┌──

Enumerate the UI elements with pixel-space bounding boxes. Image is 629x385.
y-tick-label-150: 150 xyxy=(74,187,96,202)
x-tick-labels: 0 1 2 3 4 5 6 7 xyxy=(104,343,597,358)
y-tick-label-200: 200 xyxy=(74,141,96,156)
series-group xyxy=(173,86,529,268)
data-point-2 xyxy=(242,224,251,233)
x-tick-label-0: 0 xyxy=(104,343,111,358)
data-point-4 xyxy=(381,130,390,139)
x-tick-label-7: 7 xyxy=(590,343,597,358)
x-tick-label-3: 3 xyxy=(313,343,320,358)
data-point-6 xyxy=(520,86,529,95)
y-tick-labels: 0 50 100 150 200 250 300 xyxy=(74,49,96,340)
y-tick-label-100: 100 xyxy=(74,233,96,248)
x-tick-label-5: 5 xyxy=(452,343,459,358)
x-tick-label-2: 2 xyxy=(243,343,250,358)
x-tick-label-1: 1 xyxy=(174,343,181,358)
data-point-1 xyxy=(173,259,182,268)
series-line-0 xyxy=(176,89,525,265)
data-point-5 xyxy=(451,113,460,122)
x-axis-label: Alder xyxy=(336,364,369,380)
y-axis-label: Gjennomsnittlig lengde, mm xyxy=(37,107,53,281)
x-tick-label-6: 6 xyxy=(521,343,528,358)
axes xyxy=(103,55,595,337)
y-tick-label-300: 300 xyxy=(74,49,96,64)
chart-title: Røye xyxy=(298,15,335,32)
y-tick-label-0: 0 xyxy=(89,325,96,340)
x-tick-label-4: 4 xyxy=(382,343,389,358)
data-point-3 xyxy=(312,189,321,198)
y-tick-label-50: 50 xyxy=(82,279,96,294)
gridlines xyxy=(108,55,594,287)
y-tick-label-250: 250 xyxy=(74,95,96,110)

└──
┌──

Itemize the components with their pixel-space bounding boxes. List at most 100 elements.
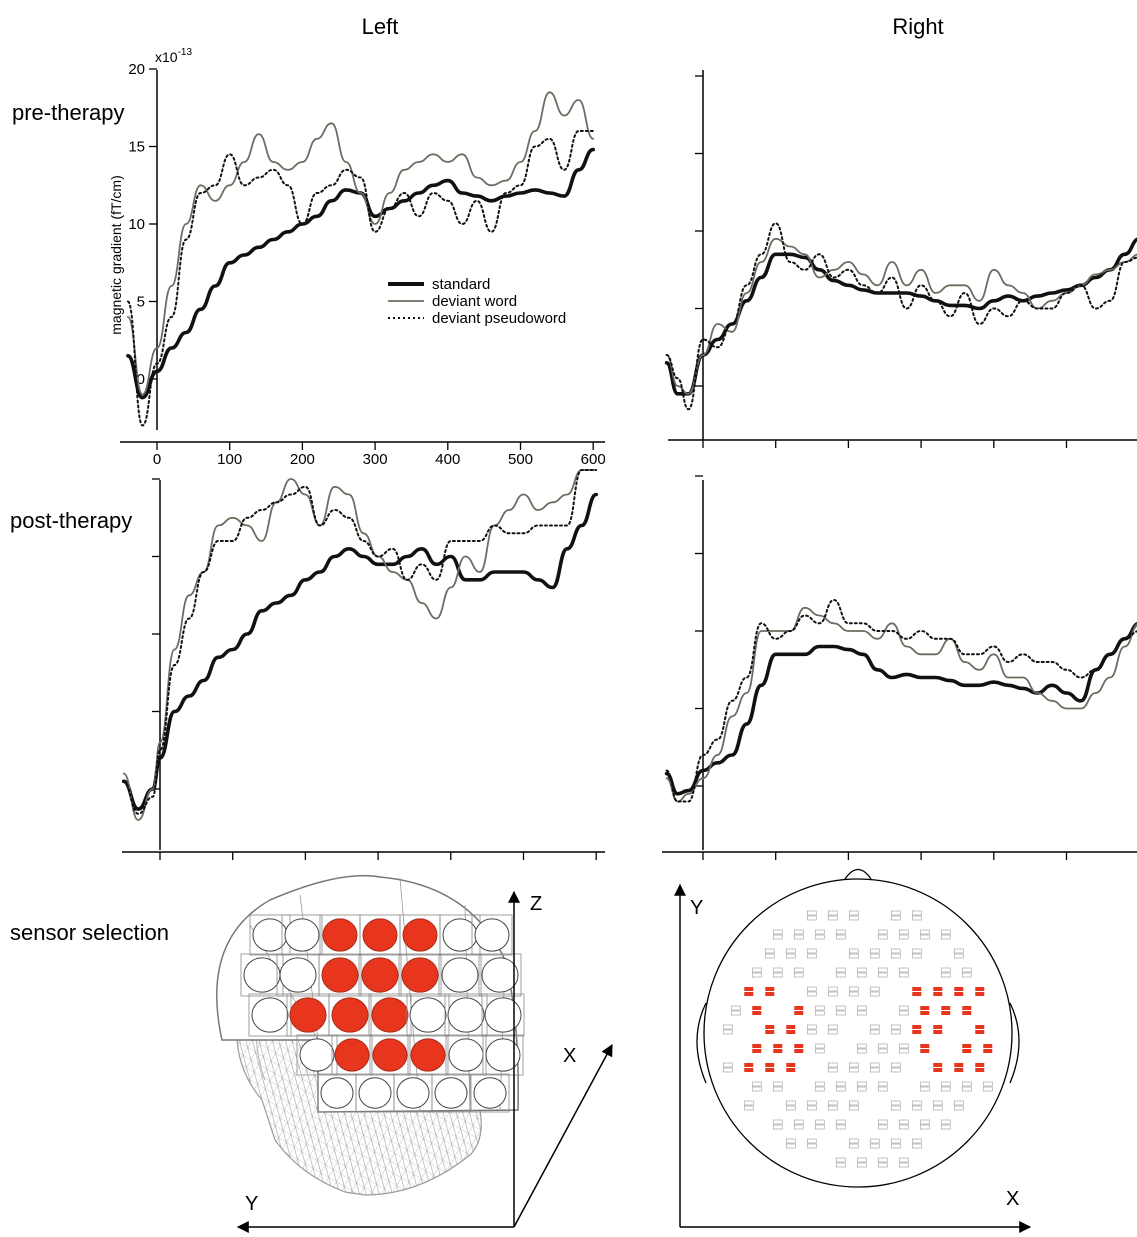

└──

▶ Objective
Please output the stretch of material from the line containing "Enumerate the UI" through the line containing "y-tick-label-250: 250 xyxy=(74,95,96,110)", copying every line in that range exactly as it appears.

▶ Result
Enumerate the UI elements with pixel-space bounding boxes. Image is 629x385.
y-tick-label-150: 150 xyxy=(74,187,96,202)
x-tick-labels: 0 1 2 3 4 5 6 7 xyxy=(104,343,597,358)
y-tick-label-200: 200 xyxy=(74,141,96,156)
series-group xyxy=(173,86,529,268)
data-point-2 xyxy=(242,224,251,233)
x-tick-label-0: 0 xyxy=(104,343,111,358)
data-point-4 xyxy=(381,130,390,139)
x-tick-label-7: 7 xyxy=(590,343,597,358)
x-tick-label-3: 3 xyxy=(313,343,320,358)
data-point-6 xyxy=(520,86,529,95)
y-tick-labels: 0 50 100 150 200 250 300 xyxy=(74,49,96,340)
y-tick-label-100: 100 xyxy=(74,233,96,248)
x-tick-label-5: 5 xyxy=(452,343,459,358)
x-tick-label-2: 2 xyxy=(243,343,250,358)
x-tick-label-1: 1 xyxy=(174,343,181,358)
data-point-1 xyxy=(173,259,182,268)
series-line-0 xyxy=(176,89,525,265)
data-point-5 xyxy=(451,113,460,122)
x-axis-label: Alder xyxy=(336,364,369,380)
y-axis-label: Gjennomsnittlig lengde, mm xyxy=(37,107,53,281)
x-tick-label-6: 6 xyxy=(521,343,528,358)
axes xyxy=(103,55,595,337)
y-tick-label-300: 300 xyxy=(74,49,96,64)
chart-title: Røye xyxy=(298,15,335,32)
y-tick-label-0: 0 xyxy=(89,325,96,340)
x-tick-label-4: 4 xyxy=(382,343,389,358)
data-point-3 xyxy=(312,189,321,198)
y-tick-label-50: 50 xyxy=(82,279,96,294)
gridlines xyxy=(108,55,594,287)
y-tick-label-250: 250 xyxy=(74,95,96,110)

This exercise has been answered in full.